(Annotated element entries)
________________________________________

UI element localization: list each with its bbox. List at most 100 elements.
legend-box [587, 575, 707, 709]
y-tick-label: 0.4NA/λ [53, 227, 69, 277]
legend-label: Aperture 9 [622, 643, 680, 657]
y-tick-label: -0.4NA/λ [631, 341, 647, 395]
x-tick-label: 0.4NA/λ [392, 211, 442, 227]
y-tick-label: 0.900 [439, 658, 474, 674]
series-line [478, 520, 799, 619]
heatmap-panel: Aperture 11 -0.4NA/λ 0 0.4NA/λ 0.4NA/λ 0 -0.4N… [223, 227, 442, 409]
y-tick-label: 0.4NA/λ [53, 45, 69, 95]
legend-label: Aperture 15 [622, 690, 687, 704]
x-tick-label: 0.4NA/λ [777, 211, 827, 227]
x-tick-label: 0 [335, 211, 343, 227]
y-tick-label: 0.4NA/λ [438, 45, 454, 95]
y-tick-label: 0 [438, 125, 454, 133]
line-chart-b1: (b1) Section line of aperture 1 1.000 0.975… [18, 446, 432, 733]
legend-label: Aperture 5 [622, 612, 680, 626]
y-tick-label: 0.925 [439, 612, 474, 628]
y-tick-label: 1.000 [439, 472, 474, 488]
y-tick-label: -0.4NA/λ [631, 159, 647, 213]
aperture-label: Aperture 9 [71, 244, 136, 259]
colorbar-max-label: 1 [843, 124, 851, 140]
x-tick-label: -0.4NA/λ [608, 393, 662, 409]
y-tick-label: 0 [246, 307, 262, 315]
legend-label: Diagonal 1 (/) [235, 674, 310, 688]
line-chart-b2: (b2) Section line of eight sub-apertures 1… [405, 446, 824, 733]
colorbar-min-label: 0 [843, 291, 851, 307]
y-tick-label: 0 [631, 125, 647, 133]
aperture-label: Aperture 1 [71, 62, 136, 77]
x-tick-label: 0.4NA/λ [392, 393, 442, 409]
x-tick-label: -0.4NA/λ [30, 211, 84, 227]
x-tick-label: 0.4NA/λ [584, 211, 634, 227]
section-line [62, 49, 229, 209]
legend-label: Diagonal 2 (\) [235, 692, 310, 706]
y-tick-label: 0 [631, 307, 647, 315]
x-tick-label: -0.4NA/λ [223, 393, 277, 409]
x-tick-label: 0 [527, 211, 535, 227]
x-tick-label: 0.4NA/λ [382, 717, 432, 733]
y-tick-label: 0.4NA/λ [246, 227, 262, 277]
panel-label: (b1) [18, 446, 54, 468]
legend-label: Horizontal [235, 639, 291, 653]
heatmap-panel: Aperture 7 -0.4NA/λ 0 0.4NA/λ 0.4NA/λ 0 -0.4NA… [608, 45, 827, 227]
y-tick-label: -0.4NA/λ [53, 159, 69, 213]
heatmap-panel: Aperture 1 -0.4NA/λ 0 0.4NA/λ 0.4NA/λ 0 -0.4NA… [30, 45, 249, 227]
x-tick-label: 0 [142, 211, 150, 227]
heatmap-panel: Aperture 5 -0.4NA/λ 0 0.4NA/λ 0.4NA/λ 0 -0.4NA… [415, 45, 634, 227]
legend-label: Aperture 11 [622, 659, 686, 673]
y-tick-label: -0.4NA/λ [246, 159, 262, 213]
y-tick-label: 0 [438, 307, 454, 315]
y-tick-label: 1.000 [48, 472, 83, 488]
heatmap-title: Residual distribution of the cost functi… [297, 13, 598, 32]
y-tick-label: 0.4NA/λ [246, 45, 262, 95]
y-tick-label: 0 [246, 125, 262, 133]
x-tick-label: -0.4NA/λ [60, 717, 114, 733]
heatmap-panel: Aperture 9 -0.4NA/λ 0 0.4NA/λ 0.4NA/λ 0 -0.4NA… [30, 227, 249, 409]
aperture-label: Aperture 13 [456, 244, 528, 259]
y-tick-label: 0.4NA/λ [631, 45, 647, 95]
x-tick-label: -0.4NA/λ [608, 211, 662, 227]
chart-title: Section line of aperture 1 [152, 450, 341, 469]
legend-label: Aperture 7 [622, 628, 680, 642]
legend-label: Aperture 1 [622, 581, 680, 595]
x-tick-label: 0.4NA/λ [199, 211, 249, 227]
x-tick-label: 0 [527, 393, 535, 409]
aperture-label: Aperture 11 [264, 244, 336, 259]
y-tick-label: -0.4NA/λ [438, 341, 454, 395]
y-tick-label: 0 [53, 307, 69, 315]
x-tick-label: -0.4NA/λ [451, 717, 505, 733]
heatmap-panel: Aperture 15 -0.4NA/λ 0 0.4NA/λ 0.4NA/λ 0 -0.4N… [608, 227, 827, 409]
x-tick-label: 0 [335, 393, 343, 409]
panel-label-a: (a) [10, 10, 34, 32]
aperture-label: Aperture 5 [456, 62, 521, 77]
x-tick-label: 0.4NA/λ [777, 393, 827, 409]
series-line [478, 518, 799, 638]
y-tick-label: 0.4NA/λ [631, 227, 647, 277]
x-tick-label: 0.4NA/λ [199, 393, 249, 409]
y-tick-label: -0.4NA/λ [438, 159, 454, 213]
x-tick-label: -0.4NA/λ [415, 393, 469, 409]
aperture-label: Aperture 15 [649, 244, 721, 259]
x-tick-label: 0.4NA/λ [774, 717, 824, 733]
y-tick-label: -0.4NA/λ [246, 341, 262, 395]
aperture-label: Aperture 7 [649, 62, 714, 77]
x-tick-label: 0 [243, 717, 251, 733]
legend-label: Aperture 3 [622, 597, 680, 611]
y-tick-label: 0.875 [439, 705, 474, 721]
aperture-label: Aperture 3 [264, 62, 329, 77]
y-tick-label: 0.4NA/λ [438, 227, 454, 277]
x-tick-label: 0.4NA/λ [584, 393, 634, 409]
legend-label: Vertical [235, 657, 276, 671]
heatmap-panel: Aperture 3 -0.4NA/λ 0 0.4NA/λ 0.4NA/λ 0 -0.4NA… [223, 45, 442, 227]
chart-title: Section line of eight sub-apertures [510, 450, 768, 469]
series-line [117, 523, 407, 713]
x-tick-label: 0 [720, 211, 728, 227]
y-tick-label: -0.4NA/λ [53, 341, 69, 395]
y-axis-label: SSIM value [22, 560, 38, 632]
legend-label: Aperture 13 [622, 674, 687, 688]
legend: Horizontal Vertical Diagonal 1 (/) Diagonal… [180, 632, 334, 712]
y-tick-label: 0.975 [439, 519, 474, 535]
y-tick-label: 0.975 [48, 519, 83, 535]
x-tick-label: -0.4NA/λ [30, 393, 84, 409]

________________________________________

**Exercise:** Write out every line of the listing above, reproducing each entry without alteration.

**Exercise answer:**
UI element localization: list each with its bbox. List at most 100 elements.
legend-box [587, 575, 707, 709]
y-tick-label: 0.4NA/λ [53, 227, 69, 277]
legend-label: Aperture 9 [622, 643, 680, 657]
y-tick-label: -0.4NA/λ [631, 341, 647, 395]
x-tick-label: 0.4NA/λ [392, 211, 442, 227]
y-tick-label: 0.900 [439, 658, 474, 674]
series-line [478, 520, 799, 619]
heatmap-panel: Aperture 11 -0.4NA/λ 0 0.4NA/λ 0.4NA/λ 0 -0.4N… [223, 227, 442, 409]
y-tick-label: 0.4NA/λ [53, 45, 69, 95]
legend-label: Aperture 15 [622, 690, 687, 704]
x-tick-label: 0.4NA/λ [777, 211, 827, 227]
x-tick-label: 0 [335, 211, 343, 227]
y-tick-label: 0.4NA/λ [438, 45, 454, 95]
y-tick-label: 0 [438, 125, 454, 133]
line-chart-b1: (b1) Section line of aperture 1 1.000 0.975… [18, 446, 432, 733]
legend-label: Aperture 5 [622, 612, 680, 626]
y-tick-label: 0.925 [439, 612, 474, 628]
y-tick-label: 1.000 [439, 472, 474, 488]
y-tick-label: -0.4NA/λ [631, 159, 647, 213]
aperture-label: Aperture 9 [71, 244, 136, 259]
colorbar-max-label: 1 [843, 124, 851, 140]
x-tick-label: -0.4NA/λ [608, 393, 662, 409]
y-tick-label: 0 [246, 307, 262, 315]
legend-label: Diagonal 1 (/) [235, 674, 310, 688]
line-chart-b2: (b2) Section line of eight sub-apertures 1… [405, 446, 824, 733]
colorbar-min-label: 0 [843, 291, 851, 307]
y-tick-label: 0 [631, 125, 647, 133]
aperture-label: Aperture 1 [71, 62, 136, 77]
x-tick-label: 0.4NA/λ [392, 393, 442, 409]
x-tick-label: -0.4NA/λ [30, 211, 84, 227]
x-tick-label: 0.4NA/λ [584, 211, 634, 227]
section-line [62, 49, 229, 209]
legend-label: Diagonal 2 (\) [235, 692, 310, 706]
y-tick-label: 0 [631, 307, 647, 315]
x-tick-label: -0.4NA/λ [223, 393, 277, 409]
x-tick-label: 0 [527, 211, 535, 227]
x-tick-label: 0.4NA/λ [382, 717, 432, 733]
y-tick-label: 0.4NA/λ [246, 227, 262, 277]
panel-label: (b1) [18, 446, 54, 468]
legend-label: Horizontal [235, 639, 291, 653]
heatmap-panel: Aperture 7 -0.4NA/λ 0 0.4NA/λ 0.4NA/λ 0 -0.4NA… [608, 45, 827, 227]
y-tick-label: -0.4NA/λ [53, 159, 69, 213]
heatmap-panel: Aperture 1 -0.4NA/λ 0 0.4NA/λ 0.4NA/λ 0 -0.4NA… [30, 45, 249, 227]
x-tick-label: 0 [142, 211, 150, 227]
heatmap-panel: Aperture 5 -0.4NA/λ 0 0.4NA/λ 0.4NA/λ 0 -0.4NA… [415, 45, 634, 227]
legend-label: Aperture 11 [622, 659, 686, 673]
y-tick-label: -0.4NA/λ [246, 159, 262, 213]
y-tick-label: 0 [438, 307, 454, 315]
y-tick-label: 1.000 [48, 472, 83, 488]
heatmap-title: Residual distribution of the cost functi… [297, 13, 598, 32]
y-tick-label: 0.4NA/λ [246, 45, 262, 95]
y-tick-label: 0 [246, 125, 262, 133]
x-tick-label: -0.4NA/λ [60, 717, 114, 733]
heatmap-panel: Aperture 9 -0.4NA/λ 0 0.4NA/λ 0.4NA/λ 0 -0.4NA… [30, 227, 249, 409]
aperture-label: Aperture 13 [456, 244, 528, 259]
y-tick-label: 0.4NA/λ [631, 45, 647, 95]
x-tick-label: -0.4NA/λ [608, 211, 662, 227]
chart-title: Section line of aperture 1 [152, 450, 341, 469]
legend-label: Aperture 7 [622, 628, 680, 642]
legend-label: Aperture 1 [622, 581, 680, 595]
x-tick-label: 0.4NA/λ [199, 211, 249, 227]
x-tick-label: 0 [527, 393, 535, 409]
aperture-label: Aperture 11 [264, 244, 336, 259]
y-tick-label: -0.4NA/λ [438, 341, 454, 395]
y-tick-label: 0 [53, 307, 69, 315]
x-tick-label: -0.4NA/λ [451, 717, 505, 733]
heatmap-panel: Aperture 15 -0.4NA/λ 0 0.4NA/λ 0.4NA/λ 0 -0.4N… [608, 227, 827, 409]
x-tick-label: 0 [335, 393, 343, 409]
panel-label-a: (a) [10, 10, 34, 32]
aperture-label: Aperture 5 [456, 62, 521, 77]
x-tick-label: 0.4NA/λ [777, 393, 827, 409]
series-line [478, 518, 799, 638]
y-tick-label: 0.4NA/λ [631, 227, 647, 277]
x-tick-label: 0.4NA/λ [199, 393, 249, 409]
y-tick-label: -0.4NA/λ [438, 159, 454, 213]
x-tick-label: -0.4NA/λ [415, 393, 469, 409]
aperture-label: Aperture 15 [649, 244, 721, 259]
x-tick-label: 0.4NA/λ [774, 717, 824, 733]
y-tick-label: -0.4NA/λ [246, 341, 262, 395]
aperture-label: Aperture 7 [649, 62, 714, 77]
x-tick-label: 0 [243, 717, 251, 733]
legend-label: Aperture 3 [622, 597, 680, 611]
y-tick-label: 0.875 [439, 705, 474, 721]
aperture-label: Aperture 3 [264, 62, 329, 77]
y-tick-label: 0.4NA/λ [438, 227, 454, 277]
x-tick-label: 0.4NA/λ [584, 393, 634, 409]
legend-label: Vertical [235, 657, 276, 671]
heatmap-panel: Aperture 3 -0.4NA/λ 0 0.4NA/λ 0.4NA/λ 0 -0.4NA… [223, 45, 442, 227]
chart-title: Section line of eight sub-apertures [510, 450, 768, 469]
series-line [117, 523, 407, 713]
x-tick-label: 0 [720, 211, 728, 227]
y-tick-label: -0.4NA/λ [53, 341, 69, 395]
y-axis-label: SSIM value [22, 560, 38, 632]
legend-label: Aperture 13 [622, 674, 687, 688]
legend: Horizontal Vertical Diagonal 1 (/) Diagonal… [180, 632, 334, 712]
y-tick-label: 0.975 [439, 519, 474, 535]
y-tick-label: 0.975 [48, 519, 83, 535]
x-tick-label: -0.4NA/λ [30, 393, 84, 409]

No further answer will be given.